**GIVEN EXERCISE:** Lines that contain the string "IBAN" are to be copied; leave out all others.

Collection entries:
* * *

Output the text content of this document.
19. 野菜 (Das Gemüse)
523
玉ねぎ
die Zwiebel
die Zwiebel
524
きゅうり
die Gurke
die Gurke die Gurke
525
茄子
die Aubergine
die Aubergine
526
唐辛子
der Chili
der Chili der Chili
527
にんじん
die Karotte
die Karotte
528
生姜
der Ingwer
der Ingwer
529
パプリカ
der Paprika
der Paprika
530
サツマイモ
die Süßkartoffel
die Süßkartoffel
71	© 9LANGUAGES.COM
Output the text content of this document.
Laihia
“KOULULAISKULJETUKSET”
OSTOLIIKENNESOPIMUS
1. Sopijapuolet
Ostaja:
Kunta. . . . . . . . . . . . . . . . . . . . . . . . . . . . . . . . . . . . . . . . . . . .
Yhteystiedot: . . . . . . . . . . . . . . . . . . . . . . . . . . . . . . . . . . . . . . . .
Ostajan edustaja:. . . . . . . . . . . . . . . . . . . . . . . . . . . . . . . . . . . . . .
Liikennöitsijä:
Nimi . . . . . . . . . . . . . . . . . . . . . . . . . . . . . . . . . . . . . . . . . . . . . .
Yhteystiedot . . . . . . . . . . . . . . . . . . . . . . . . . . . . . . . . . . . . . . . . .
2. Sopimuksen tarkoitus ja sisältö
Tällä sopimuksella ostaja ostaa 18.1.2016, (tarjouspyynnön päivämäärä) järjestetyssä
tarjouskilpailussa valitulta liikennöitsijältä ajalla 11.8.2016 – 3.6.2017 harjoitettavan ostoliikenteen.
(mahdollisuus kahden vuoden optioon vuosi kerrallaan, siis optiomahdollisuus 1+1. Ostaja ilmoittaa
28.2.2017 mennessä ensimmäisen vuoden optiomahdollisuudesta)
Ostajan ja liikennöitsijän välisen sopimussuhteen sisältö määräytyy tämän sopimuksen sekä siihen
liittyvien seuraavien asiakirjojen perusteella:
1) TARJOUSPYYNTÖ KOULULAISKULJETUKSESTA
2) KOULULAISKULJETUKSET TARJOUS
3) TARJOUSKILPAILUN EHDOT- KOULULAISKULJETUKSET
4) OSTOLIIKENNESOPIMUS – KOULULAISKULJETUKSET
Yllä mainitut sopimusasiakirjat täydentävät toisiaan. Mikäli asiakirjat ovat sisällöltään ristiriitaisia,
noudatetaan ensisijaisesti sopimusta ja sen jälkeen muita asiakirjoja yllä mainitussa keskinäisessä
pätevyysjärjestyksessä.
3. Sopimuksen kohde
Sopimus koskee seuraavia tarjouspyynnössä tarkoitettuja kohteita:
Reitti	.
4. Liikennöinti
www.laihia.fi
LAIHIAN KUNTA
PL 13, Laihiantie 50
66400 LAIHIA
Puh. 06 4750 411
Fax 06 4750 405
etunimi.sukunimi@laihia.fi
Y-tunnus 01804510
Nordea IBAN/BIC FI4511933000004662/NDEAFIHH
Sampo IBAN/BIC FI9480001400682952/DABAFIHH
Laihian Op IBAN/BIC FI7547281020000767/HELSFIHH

* * *

**RESPONSE TO THE EXERCISE:**
Nordea IBAN/BIC FI4511933000004662/NDEAFIHH
Sampo IBAN/BIC FI9480001400682952/DABAFIHH
Laihian Op IBAN/BIC FI7547281020000767/HELSFIHH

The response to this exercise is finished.